## Problem to solve:
Take the data below and repeat it exactly.

## Input records:

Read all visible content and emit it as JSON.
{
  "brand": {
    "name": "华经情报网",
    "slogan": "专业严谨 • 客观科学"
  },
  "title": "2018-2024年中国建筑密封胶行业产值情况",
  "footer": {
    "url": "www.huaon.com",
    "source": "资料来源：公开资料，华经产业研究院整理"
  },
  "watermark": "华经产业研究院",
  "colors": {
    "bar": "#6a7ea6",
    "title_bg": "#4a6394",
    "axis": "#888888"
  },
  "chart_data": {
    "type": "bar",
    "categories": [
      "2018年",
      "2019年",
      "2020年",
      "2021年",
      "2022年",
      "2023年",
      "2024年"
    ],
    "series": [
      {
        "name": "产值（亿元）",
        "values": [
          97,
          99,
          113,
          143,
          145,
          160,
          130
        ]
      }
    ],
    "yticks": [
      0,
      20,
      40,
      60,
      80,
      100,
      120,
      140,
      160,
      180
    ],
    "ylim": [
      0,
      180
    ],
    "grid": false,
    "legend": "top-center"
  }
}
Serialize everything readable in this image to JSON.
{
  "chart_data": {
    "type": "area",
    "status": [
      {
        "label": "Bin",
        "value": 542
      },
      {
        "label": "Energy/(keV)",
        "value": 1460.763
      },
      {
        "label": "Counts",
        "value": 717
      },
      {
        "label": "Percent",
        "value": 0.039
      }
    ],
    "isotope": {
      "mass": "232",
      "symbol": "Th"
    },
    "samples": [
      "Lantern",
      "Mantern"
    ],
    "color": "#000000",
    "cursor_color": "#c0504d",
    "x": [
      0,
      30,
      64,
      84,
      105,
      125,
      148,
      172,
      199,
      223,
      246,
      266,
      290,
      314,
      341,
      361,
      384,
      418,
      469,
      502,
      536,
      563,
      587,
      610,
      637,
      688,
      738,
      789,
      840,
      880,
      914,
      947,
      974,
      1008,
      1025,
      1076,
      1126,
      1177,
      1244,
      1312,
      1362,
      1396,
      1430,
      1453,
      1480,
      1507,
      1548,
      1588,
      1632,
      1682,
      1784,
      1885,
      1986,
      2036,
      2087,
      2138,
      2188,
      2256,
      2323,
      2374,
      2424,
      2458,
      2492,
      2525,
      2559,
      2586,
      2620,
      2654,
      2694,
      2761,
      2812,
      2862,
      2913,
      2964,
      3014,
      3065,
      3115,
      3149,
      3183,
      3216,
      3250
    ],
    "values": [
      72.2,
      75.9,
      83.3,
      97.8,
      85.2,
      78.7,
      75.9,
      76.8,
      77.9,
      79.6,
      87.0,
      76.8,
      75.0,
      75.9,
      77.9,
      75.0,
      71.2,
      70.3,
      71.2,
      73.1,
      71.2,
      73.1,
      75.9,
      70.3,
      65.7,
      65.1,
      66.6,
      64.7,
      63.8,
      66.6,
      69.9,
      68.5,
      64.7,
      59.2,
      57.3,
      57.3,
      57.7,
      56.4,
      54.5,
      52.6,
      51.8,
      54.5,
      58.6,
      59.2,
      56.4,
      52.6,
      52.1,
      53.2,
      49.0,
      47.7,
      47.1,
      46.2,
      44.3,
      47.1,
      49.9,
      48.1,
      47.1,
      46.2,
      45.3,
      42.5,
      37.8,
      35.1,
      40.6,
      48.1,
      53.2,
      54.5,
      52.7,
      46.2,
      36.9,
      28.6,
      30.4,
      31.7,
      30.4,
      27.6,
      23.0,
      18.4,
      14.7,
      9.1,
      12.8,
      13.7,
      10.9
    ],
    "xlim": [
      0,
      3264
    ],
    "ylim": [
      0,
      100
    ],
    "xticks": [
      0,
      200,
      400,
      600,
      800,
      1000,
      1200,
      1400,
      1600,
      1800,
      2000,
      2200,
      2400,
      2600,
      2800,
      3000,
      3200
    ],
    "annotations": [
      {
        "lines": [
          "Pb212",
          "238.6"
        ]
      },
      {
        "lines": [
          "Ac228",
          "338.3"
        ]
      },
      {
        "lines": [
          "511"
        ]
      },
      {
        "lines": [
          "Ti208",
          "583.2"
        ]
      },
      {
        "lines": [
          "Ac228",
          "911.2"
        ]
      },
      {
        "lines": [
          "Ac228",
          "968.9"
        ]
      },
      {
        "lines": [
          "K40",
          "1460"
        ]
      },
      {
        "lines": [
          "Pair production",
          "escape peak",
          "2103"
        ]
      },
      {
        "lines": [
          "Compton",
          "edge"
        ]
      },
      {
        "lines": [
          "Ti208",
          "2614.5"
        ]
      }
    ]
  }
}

## Finished exercise:
Read all visible content and emit it as JSON.
{
  "brand": {
    "name": "华经情报网",
    "slogan": "专业严谨 • 客观科学"
  },
  "title": "2018-2024年中国建筑密封胶行业产值情况",
  "footer": {
    "url": "www.huaon.com",
    "source": "资料来源：公开资料，华经产业研究院整理"
  },
  "watermark": "华经产业研究院",
  "colors": {
    "bar": "#6a7ea6",
    "title_bg": "#4a6394",
    "axis": "#888888"
  },
  "chart_data": {
    "type": "bar",
    "categories": [
      "2018年",
      "2019年",
      "2020年",
      "2021年",
      "2022年",
      "2023年",
      "2024年"
    ],
    "series": [
      {
        "name": "产值（亿元）",
        "values": [
          97,
          99,
          113,
          143,
          145,
          160,
          130
        ]
      }
    ],
    "yticks": [
      0,
      20,
      40,
      60,
      80,
      100,
      120,
      140,
      160,
      180
    ],
    "ylim": [
      0,
      180
    ],
    "grid": false,
    "legend": "top-center"
  }
}
Serialize everything readable in this image to JSON.
{
  "chart_data": {
    "type": "area",
    "status": [
      {
        "label": "Bin",
        "value": 542
      },
      {
        "label": "Energy/(keV)",
        "value": 1460.763
      },
      {
        "label": "Counts",
        "value": 717
      },
      {
        "label": "Percent",
        "value": 0.039
      }
    ],
    "isotope": {
      "mass": "232",
      "symbol": "Th"
    },
    "samples": [
      "Lantern",
      "Mantern"
    ],
    "color": "#000000",
    "cursor_color": "#c0504d",
    "x": [
      0,
      30,
      64,
      84,
      105,
      125,
      148,
      172,
      199,
      223,
      246,
      266,
      290,
      314,
      341,
      361,
      384,
      418,
      469,
      502,
      536,
      563,
      587,
      610,
      637,
      688,
      738,
      789,
      840,
      880,
      914,
      947,
      974,
      1008,
      1025,
      1076,
      1126,
      1177,
      1244,
      1312,
      1362,
      1396,
      1430,
      1453,
      1480,
      1507,
      1548,
      1588,
      1632,
      1682,
      1784,
      1885,
      1986,
      2036,
      2087,
      2138,
      2188,
      2256,
      2323,
      2374,
      2424,
      2458,
      2492,
      2525,
      2559,
      2586,
      2620,
      2654,
      2694,
      2761,
      2812,
      2862,
      2913,
      2964,
      3014,
      3065,
      3115,
      3149,
      3183,
      3216,
      3250
    ],
    "values": [
      72.2,
      75.9,
      83.3,
      97.8,
      85.2,
      78.7,
      75.9,
      76.8,
      77.9,
      79.6,
      87.0,
      76.8,
      75.0,
      75.9,
      77.9,
      75.0,
      71.2,
      70.3,
      71.2,
      73.1,
      71.2,
      73.1,
      75.9,
      70.3,
      65.7,
      65.1,
      66.6,
      64.7,
      63.8,
      66.6,
      69.9,
      68.5,
      64.7,
      59.2,
      57.3,
      57.3,
      57.7,
      56.4,
      54.5,
      52.6,
      51.8,
      54.5,
      58.6,
      59.2,
      56.4,
      52.6,
      52.1,
      53.2,
      49.0,
      47.7,
      47.1,
      46.2,
      44.3,
      47.1,
      49.9,
      48.1,
      47.1,
      46.2,
      45.3,
      42.5,
      37.8,
      35.1,
      40.6,
      48.1,
      53.2,
      54.5,
      52.7,
      46.2,
      36.9,
      28.6,
      30.4,
      31.7,
      30.4,
      27.6,
      23.0,
      18.4,
      14.7,
      9.1,
      12.8,
      13.7,
      10.9
    ],
    "xlim": [
      0,
      3264
    ],
    "ylim": [
      0,
      100
    ],
    "xticks": [
      0,
      200,
      400,
      600,
      800,
      1000,
      1200,
      1400,
      1600,
      1800,
      2000,
      2200,
      2400,
      2600,
      2800,
      3000,
      3200
    ],
    "annotations": [
      {
        "lines": [
          "Pb212",
          "238.6"
        ]
      },
      {
        "lines": [
          "Ac228",
          "338.3"
        ]
      },
      {
        "lines": [
          "511"
        ]
      },
      {
        "lines": [
          "Ti208",
          "583.2"
        ]
      },
      {
        "lines": [
          "Ac228",
          "911.2"
        ]
      },
      {
        "lines": [
          "Ac228",
          "968.9"
        ]
      },
      {
        "lines": [
          "K40",
          "1460"
        ]
      },
      {
        "lines": [
          "Pair production",
          "escape peak",
          "2103"
        ]
      },
      {
        "lines": [
          "Compton",
          "edge"
        ]
      },
      {
        "lines": [
          "Ti208",
          "2614.5"
        ]
      }
    ]
  }
}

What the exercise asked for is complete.